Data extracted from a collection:
┄┄┄┄┄┄

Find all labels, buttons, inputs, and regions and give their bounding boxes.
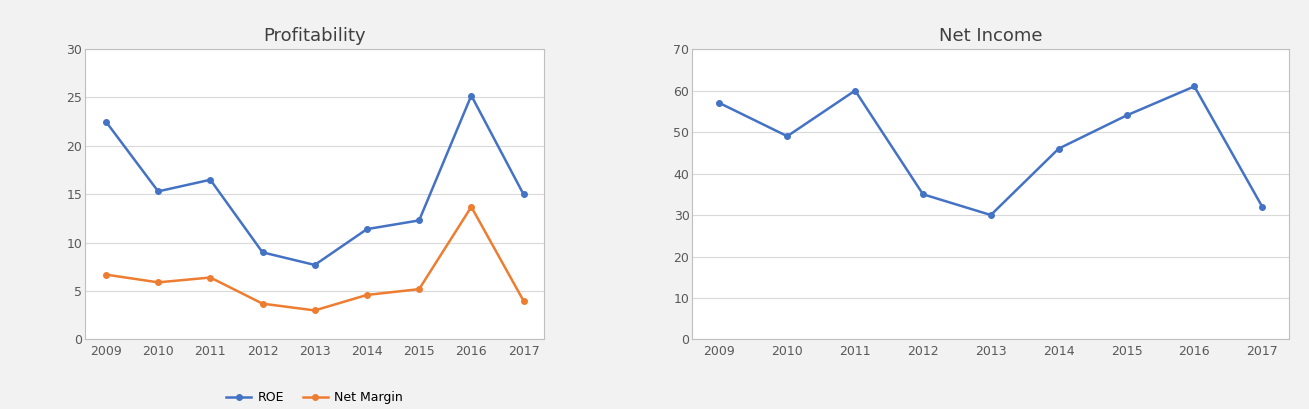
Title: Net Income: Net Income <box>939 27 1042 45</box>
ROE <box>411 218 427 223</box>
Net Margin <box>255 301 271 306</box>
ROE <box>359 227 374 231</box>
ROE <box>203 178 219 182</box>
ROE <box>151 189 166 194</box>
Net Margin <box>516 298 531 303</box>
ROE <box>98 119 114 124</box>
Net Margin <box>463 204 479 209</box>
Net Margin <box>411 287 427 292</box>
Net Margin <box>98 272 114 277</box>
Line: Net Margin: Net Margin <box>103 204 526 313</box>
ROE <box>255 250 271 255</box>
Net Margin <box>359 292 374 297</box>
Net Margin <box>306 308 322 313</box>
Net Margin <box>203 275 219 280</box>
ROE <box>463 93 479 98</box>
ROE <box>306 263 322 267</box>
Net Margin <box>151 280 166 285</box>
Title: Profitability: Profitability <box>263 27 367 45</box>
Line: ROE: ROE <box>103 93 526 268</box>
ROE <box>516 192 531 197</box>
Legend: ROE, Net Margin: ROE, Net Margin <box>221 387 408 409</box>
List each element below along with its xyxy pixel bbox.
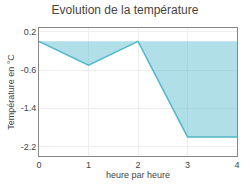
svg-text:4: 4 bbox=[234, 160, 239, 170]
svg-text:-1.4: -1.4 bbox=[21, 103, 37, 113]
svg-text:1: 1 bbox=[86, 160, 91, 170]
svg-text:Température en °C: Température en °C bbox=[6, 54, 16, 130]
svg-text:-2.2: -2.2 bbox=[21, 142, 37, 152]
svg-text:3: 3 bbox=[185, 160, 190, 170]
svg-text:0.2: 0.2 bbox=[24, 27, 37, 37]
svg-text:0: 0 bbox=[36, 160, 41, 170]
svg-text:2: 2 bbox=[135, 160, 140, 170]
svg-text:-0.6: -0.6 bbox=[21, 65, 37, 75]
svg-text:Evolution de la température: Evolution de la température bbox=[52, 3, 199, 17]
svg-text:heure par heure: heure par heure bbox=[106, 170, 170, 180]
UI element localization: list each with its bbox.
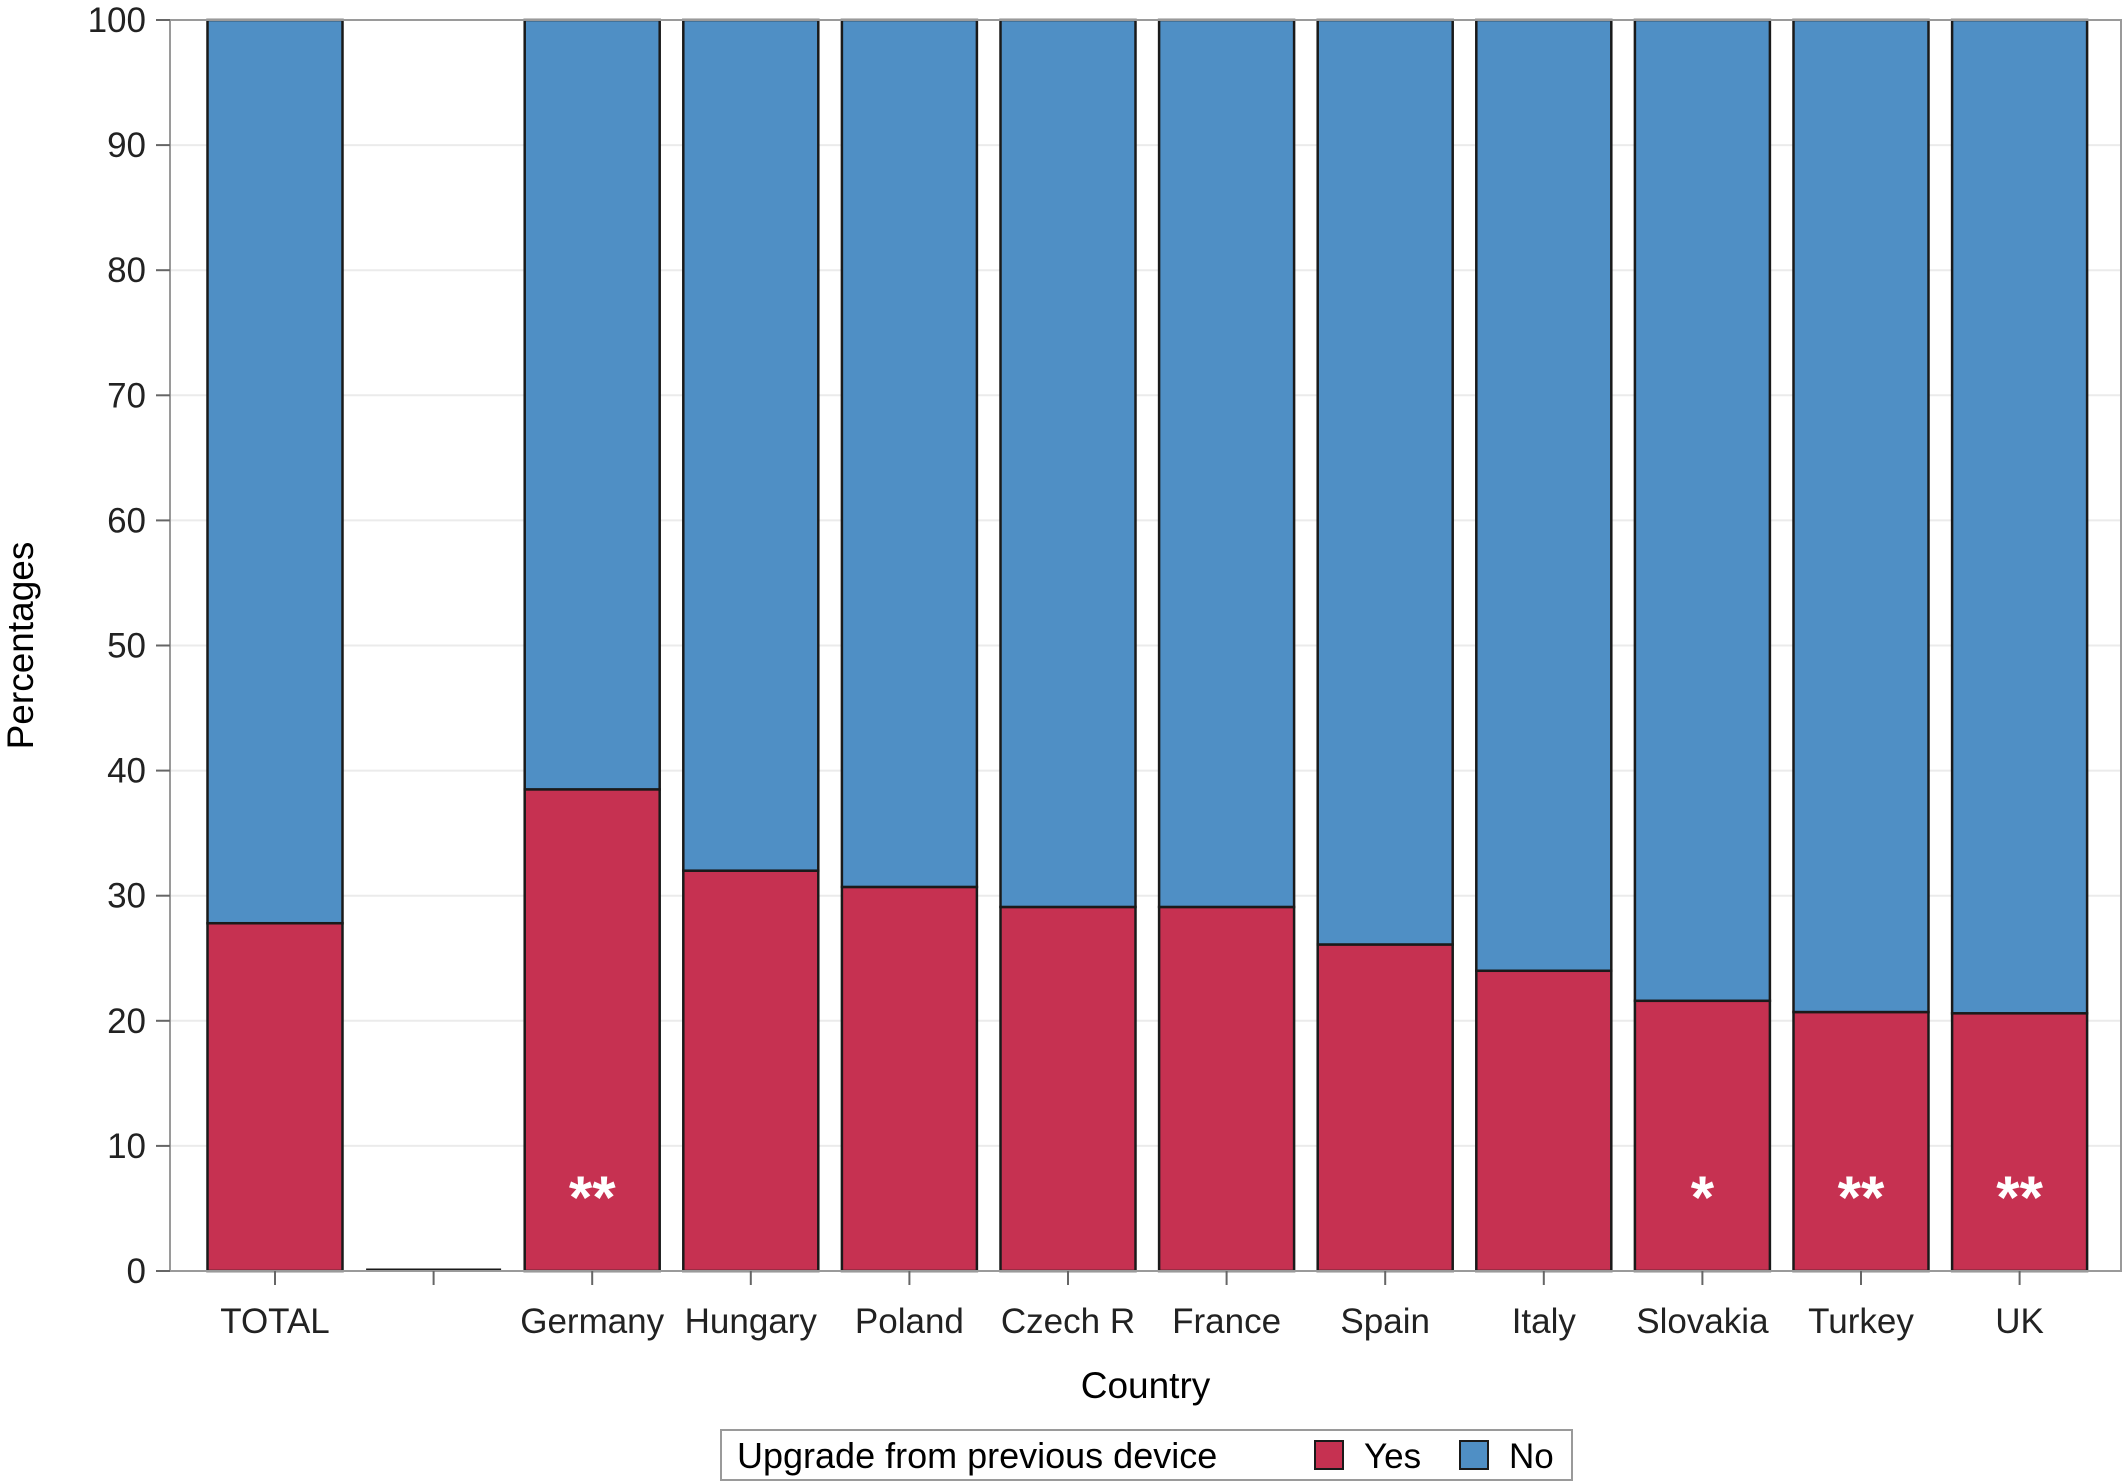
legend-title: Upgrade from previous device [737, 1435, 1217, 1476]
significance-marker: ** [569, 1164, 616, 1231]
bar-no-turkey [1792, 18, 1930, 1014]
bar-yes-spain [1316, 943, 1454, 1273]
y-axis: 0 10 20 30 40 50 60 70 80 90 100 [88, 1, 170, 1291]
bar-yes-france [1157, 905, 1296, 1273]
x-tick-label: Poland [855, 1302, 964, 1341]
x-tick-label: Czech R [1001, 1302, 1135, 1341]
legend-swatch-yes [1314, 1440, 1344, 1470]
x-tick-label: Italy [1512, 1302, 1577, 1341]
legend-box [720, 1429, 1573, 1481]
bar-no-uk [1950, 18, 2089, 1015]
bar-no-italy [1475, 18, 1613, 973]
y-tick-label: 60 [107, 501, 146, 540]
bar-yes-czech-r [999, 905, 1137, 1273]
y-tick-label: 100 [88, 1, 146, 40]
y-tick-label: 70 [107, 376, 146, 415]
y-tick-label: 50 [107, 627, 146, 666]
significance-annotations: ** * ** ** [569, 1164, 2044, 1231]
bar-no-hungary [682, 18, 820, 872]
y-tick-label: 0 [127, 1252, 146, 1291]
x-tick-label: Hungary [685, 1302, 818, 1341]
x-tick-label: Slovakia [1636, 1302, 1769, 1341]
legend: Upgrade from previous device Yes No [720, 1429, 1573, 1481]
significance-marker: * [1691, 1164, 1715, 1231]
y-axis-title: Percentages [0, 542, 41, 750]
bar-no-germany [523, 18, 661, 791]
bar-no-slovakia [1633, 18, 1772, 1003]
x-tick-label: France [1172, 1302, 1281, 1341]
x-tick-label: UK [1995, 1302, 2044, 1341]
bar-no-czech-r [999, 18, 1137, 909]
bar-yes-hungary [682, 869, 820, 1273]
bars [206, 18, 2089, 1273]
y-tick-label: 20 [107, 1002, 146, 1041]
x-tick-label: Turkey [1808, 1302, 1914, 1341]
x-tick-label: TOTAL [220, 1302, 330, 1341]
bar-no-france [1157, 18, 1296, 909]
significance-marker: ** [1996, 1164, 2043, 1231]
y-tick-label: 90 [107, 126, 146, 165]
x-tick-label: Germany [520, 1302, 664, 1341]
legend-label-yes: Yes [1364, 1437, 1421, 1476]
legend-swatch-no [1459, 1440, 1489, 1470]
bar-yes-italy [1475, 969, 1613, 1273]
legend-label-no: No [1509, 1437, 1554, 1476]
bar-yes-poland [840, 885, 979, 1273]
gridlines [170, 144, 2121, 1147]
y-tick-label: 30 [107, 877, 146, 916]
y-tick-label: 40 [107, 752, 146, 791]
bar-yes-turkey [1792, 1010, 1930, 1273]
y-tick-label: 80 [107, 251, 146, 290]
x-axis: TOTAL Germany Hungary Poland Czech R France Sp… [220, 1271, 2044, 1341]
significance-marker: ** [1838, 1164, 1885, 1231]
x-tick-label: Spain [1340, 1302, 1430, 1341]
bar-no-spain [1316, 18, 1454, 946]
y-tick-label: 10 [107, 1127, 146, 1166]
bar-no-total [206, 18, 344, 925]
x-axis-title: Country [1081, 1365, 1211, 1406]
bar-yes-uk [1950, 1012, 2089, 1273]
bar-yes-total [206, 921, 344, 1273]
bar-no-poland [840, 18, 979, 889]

┄┄┄┄┄┄

Extract every line from the records above exactly as it appears, covering all of the records, and leave out the pictures.

▶ [Written solution]:
Find all labels, buttons, inputs, and regions and give their bounding boxes.
Title: Net Income: Net Income <box>939 27 1042 45</box>
ROE <box>411 218 427 223</box>
Net Margin <box>255 301 271 306</box>
ROE <box>359 227 374 231</box>
ROE <box>203 178 219 182</box>
ROE <box>151 189 166 194</box>
Net Margin <box>516 298 531 303</box>
ROE <box>98 119 114 124</box>
Net Margin <box>463 204 479 209</box>
Net Margin <box>411 287 427 292</box>
Net Margin <box>98 272 114 277</box>
Line: Net Margin: Net Margin <box>103 204 526 313</box>
ROE <box>255 250 271 255</box>
Net Margin <box>359 292 374 297</box>
Net Margin <box>306 308 322 313</box>
Net Margin <box>203 275 219 280</box>
ROE <box>463 93 479 98</box>
ROE <box>306 263 322 267</box>
Net Margin <box>151 280 166 285</box>
Title: Profitability: Profitability <box>263 27 367 45</box>
Line: ROE: ROE <box>103 93 526 268</box>
ROE <box>516 192 531 197</box>
Legend: ROE, Net Margin: ROE, Net Margin <box>221 387 408 409</box>
List each element below along with its xyxy pixel bbox.
svg-text:4: 4 bbox=[234, 160, 239, 170]
svg-text:-1.4: -1.4 bbox=[21, 103, 37, 113]
svg-text:1: 1 bbox=[86, 160, 91, 170]
svg-text:Température en °C: Température en °C bbox=[6, 54, 16, 130]
svg-text:-2.2: -2.2 bbox=[21, 142, 37, 152]
svg-text:3: 3 bbox=[185, 160, 190, 170]
svg-text:0.2: 0.2 bbox=[24, 27, 37, 37]
svg-text:0: 0 bbox=[36, 160, 41, 170]
svg-text:2: 2 bbox=[135, 160, 140, 170]
svg-text:-0.6: -0.6 bbox=[21, 65, 37, 75]
svg-text:Evolution de la température: Evolution de la température bbox=[52, 3, 199, 17]
svg-text:heure par heure: heure par heure bbox=[106, 170, 170, 180]
UI element localization: list each with its bbox.
legend-title: Upgrade from previous device [737, 1435, 1217, 1476]
significance-marker: ** [569, 1164, 616, 1231]
bar-no-turkey [1792, 18, 1930, 1014]
bar-yes-spain [1316, 943, 1454, 1273]
y-axis: 0 10 20 30 40 50 60 70 80 90 100 [88, 1, 170, 1291]
bar-yes-france [1157, 905, 1296, 1273]
x-tick-label: Poland [855, 1302, 964, 1341]
x-tick-label: Czech R [1001, 1302, 1135, 1341]
legend-swatch-yes [1314, 1440, 1344, 1470]
x-tick-label: Italy [1512, 1302, 1577, 1341]
legend-box [720, 1429, 1573, 1481]
bar-no-uk [1950, 18, 2089, 1015]
bar-no-italy [1475, 18, 1613, 973]
y-tick-label: 60 [107, 501, 146, 540]
bar-yes-czech-r [999, 905, 1137, 1273]
y-tick-label: 100 [88, 1, 146, 40]
y-tick-label: 70 [107, 376, 146, 415]
y-tick-label: 50 [107, 627, 146, 666]
significance-annotations: ** * ** ** [569, 1164, 2044, 1231]
bar-no-hungary [682, 18, 820, 872]
y-tick-label: 0 [127, 1252, 146, 1291]
x-tick-label: Hungary [685, 1302, 818, 1341]
x-tick-label: Slovakia [1636, 1302, 1769, 1341]
legend: Upgrade from previous device Yes No [720, 1429, 1573, 1481]
significance-marker: * [1691, 1164, 1715, 1231]
y-axis-title: Percentages [0, 542, 41, 750]
bar-no-germany [523, 18, 661, 791]
bar-no-slovakia [1633, 18, 1772, 1003]
x-tick-label: France [1172, 1302, 1281, 1341]
x-tick-label: UK [1995, 1302, 2044, 1341]
bar-no-czech-r [999, 18, 1137, 909]
bar-yes-hungary [682, 869, 820, 1273]
bars [206, 18, 2089, 1273]
y-tick-label: 20 [107, 1002, 146, 1041]
x-tick-label: Turkey [1808, 1302, 1914, 1341]
x-tick-label: TOTAL [220, 1302, 330, 1341]
bar-no-france [1157, 18, 1296, 909]
significance-marker: ** [1996, 1164, 2043, 1231]
y-tick-label: 90 [107, 126, 146, 165]
x-tick-label: Germany [520, 1302, 664, 1341]
legend-label-yes: Yes [1364, 1437, 1421, 1476]
legend-swatch-no [1459, 1440, 1489, 1470]
bar-yes-italy [1475, 969, 1613, 1273]
legend-label-no: No [1509, 1437, 1554, 1476]
bar-yes-poland [840, 885, 979, 1273]
gridlines [170, 144, 2121, 1147]
y-tick-label: 30 [107, 877, 146, 916]
y-tick-label: 40 [107, 752, 146, 791]
bar-yes-turkey [1792, 1010, 1930, 1273]
y-tick-label: 80 [107, 251, 146, 290]
x-axis: TOTAL Germany Hungary Poland Czech R France Sp… [220, 1271, 2044, 1341]
significance-marker: ** [1838, 1164, 1885, 1231]
x-tick-label: Spain [1340, 1302, 1430, 1341]
bar-no-spain [1316, 18, 1454, 946]
y-tick-label: 10 [107, 1127, 146, 1166]
bar-no-total [206, 18, 344, 925]
x-axis-title: Country [1081, 1365, 1211, 1406]
bar-yes-uk [1950, 1012, 2089, 1273]
bar-yes-total [206, 921, 344, 1273]
bar-no-poland [840, 18, 979, 889]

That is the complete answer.